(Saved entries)
- - -
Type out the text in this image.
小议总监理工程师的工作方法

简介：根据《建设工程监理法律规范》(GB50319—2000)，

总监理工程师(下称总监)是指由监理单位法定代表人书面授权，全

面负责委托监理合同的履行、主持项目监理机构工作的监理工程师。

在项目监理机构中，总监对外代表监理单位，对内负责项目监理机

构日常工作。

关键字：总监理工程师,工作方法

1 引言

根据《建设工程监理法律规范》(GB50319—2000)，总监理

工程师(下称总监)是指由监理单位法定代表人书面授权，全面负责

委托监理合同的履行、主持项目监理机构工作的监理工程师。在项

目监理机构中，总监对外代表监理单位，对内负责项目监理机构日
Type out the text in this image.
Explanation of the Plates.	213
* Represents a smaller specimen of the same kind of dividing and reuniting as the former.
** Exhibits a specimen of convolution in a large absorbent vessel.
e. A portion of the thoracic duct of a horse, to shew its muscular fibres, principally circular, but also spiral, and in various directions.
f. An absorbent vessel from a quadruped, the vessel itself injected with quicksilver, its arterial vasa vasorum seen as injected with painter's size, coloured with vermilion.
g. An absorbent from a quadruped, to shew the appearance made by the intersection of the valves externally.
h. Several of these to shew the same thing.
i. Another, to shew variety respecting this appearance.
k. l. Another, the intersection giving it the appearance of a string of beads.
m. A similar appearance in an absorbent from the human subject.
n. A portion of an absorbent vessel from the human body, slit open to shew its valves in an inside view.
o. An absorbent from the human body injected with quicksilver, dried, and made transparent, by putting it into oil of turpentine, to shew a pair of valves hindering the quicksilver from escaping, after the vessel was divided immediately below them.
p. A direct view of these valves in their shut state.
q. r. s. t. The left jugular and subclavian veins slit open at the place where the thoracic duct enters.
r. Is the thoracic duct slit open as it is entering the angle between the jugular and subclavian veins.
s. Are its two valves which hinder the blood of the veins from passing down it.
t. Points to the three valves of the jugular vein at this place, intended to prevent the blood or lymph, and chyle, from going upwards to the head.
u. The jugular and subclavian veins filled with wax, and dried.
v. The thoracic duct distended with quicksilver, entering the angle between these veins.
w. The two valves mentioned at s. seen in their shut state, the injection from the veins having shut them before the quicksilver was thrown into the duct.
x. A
- - -
Retype the data in full and match it exactly.

▶ **Written answer**
Type out the text in this image.
小议总监理工程师的工作方法

简介：根据《建设工程监理法律规范》(GB50319—2000)，

总监理工程师(下称总监)是指由监理单位法定代表人书面授权，全

面负责委托监理合同的履行、主持项目监理机构工作的监理工程师。

在项目监理机构中，总监对外代表监理单位，对内负责项目监理机

构日常工作。

关键字：总监理工程师,工作方法

1 引言

根据《建设工程监理法律规范》(GB50319—2000)，总监理

工程师(下称总监)是指由监理单位法定代表人书面授权，全面负责

委托监理合同的履行、主持项目监理机构工作的监理工程师。在项

目监理机构中，总监对外代表监理单位，对内负责项目监理机构日
Type out the text in this image.
Explanation of the Plates.	213
* Represents a smaller specimen of the same kind of dividing and reuniting as the former.
** Exhibits a specimen of convolution in a large absorbent vessel.
e. A portion of the thoracic duct of a horse, to shew its muscular fibres, principally circular, but also spiral, and in various directions.
f. An absorbent vessel from a quadruped, the vessel itself injected with quicksilver, its arterial vasa vasorum seen as injected with painter's size, coloured with vermilion.
g. An absorbent from a quadruped, to shew the appearance made by the intersection of the valves externally.
h. Several of these to shew the same thing.
i. Another, to shew variety respecting this appearance.
k. l. Another, the intersection giving it the appearance of a string of beads.
m. A similar appearance in an absorbent from the human subject.
n. A portion of an absorbent vessel from the human body, slit open to shew its valves in an inside view.
o. An absorbent from the human body injected with quicksilver, dried, and made transparent, by putting it into oil of turpentine, to shew a pair of valves hindering the quicksilver from escaping, after the vessel was divided immediately below them.
p. A direct view of these valves in their shut state.
q. r. s. t. The left jugular and subclavian veins slit open at the place where the thoracic duct enters.
r. Is the thoracic duct slit open as it is entering the angle between the jugular and subclavian veins.
s. Are its two valves which hinder the blood of the veins from passing down it.
t. Points to the three valves of the jugular vein at this place, intended to prevent the blood or lymph, and chyle, from going upwards to the head.
u. The jugular and subclavian veins filled with wax, and dried.
v. The thoracic duct distended with quicksilver, entering the angle between these veins.
w. The two valves mentioned at s. seen in their shut state, the injection from the veins having shut them before the quicksilver was thrown into the duct.
x. A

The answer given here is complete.